[[ Study text open ]]
Railways investment and station modernisation push in Odisha

  • What happened:
  • Railways stated ₹90,000 crore+ rail projects are under execution in Odisha, alongside a ₹10,928 crore record budget allocation for faster execution.
  • Bhubaneswar Railway Station redevelopment is under review with emphasis on timely completion and enhanced passenger comfort.
  • 59 stations are being redeveloped under the Amrit Bharat Station Scheme.
  • Why it matters:
  • Signals a near-term acceleration of passenger-facing infrastructure upgrades alongside broader network expansion in the state.

Coastal capacity expansion plan (Balasore–Berhampur)

  • What happened:
  • The government highlighted a proposed four-line coastal rail corridor between Balasore and Berhampur.
  • The corridor is framed as a capacity unlock for freight and passenger movement along the coastal belt.
  • Why it matters:
  • Indicates a targeted priority on coastal throughput and congestion reduction through multi-line capacity.
[[ Study text closed ]]
[[ Recorded data open ]]
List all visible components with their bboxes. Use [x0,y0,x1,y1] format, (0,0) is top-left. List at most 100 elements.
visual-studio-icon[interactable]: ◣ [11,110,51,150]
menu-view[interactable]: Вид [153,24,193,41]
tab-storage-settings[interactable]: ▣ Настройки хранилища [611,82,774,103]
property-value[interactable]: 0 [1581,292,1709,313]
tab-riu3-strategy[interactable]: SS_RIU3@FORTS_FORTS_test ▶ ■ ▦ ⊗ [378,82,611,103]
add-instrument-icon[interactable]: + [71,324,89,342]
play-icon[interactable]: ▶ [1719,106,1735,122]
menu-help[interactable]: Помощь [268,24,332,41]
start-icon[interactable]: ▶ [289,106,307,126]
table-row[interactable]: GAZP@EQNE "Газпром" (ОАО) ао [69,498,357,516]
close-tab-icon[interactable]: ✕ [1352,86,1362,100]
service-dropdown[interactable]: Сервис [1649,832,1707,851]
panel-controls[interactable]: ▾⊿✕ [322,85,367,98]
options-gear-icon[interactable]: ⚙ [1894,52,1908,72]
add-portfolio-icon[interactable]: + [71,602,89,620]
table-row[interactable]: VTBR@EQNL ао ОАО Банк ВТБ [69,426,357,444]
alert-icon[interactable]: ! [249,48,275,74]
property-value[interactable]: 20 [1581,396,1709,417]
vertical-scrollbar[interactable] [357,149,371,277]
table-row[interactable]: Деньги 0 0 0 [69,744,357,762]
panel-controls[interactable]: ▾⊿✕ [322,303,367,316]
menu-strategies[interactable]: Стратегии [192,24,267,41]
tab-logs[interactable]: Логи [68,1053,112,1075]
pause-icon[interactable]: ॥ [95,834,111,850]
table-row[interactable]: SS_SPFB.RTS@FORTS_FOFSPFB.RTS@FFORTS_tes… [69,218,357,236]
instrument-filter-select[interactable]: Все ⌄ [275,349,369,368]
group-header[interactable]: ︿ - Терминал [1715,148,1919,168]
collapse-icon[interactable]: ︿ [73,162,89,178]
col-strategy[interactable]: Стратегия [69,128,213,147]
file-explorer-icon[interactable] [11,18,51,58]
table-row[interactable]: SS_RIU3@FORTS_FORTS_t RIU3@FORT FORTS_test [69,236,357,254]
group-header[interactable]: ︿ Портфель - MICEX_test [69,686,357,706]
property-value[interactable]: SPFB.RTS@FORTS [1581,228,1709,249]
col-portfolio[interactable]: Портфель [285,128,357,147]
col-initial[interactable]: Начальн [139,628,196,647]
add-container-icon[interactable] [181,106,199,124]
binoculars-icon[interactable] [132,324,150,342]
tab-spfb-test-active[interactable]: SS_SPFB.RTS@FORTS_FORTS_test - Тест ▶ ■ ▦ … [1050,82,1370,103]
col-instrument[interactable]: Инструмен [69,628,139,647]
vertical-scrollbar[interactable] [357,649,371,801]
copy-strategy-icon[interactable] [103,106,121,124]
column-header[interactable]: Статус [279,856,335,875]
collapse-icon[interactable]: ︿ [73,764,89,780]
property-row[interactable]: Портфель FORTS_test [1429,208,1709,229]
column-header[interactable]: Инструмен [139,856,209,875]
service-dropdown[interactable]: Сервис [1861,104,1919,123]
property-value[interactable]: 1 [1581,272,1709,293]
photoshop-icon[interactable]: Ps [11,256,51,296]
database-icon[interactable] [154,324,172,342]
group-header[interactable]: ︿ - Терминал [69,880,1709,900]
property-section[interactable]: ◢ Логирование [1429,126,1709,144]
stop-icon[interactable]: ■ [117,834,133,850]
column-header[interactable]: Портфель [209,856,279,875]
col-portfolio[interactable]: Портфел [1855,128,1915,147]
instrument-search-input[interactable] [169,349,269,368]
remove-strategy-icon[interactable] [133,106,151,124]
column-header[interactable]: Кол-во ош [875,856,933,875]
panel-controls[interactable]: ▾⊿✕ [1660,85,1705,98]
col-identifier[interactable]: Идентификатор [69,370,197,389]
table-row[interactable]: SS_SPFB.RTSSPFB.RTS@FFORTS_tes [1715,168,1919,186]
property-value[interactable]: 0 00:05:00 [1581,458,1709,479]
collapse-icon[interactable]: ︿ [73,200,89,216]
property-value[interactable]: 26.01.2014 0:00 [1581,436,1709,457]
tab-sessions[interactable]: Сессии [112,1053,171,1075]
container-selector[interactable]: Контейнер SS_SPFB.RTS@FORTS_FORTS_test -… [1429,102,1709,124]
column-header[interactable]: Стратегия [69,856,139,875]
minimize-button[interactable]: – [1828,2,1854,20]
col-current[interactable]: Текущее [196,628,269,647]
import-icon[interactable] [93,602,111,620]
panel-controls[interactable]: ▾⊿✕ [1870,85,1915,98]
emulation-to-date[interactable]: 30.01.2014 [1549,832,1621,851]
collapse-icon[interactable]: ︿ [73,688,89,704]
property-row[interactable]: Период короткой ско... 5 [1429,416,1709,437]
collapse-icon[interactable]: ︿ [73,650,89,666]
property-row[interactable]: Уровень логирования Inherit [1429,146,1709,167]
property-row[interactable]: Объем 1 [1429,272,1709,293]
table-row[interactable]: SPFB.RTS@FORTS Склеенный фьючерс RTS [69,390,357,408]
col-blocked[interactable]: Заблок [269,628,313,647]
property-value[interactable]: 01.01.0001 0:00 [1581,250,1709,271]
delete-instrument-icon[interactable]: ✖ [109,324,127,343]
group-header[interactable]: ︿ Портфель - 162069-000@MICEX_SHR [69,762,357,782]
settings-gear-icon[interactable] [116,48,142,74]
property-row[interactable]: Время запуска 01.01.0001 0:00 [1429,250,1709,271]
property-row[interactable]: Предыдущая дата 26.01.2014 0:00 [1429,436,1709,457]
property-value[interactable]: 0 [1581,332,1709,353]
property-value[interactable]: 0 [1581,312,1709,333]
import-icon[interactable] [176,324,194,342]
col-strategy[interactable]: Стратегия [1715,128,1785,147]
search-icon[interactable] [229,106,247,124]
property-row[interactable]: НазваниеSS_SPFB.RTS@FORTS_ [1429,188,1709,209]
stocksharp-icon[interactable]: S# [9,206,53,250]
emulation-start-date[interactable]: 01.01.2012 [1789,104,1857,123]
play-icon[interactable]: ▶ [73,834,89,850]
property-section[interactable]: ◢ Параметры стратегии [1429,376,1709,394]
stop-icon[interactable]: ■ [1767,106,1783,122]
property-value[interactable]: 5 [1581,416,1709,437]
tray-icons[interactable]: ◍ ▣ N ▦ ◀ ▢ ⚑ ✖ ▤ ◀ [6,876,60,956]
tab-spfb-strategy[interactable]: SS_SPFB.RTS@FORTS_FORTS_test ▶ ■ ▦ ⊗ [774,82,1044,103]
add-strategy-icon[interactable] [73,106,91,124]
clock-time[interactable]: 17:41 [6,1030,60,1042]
[[ Recorded data closed ]]
Problem set:
1) From the Odisha railways text, please return the passage that begins at the words "Railways investment and" and stops after "expansion plan (Balasore–Berhampur)", copied word for word.
2) According to the Odisha railways text, how many stations are being redeveloped under the Amrit Bharat Station Scheme?

Expected results:
1)
Railways investment and station modernisation push in Odisha

  • What happened:
  • Railways stated ₹90,000 crore+ rail projects are under execution in Odisha, alongside a ₹10,928 crore record budget allocation for faster execution.
  • Bhubaneswar Railway Station redevelopment is under review with emphasis on timely completion and enhanced passenger comfort.
  • 59 stations are being redeveloped under the Amrit Bharat Station Scheme.
  • Why it matters:
  • Signals a near-term acceleration of passenger-facing infrastructure upgrades alongside broader network expansion in the state.

Coastal capacity expansion plan (Balasore–Berhampur)

2) 59 stations.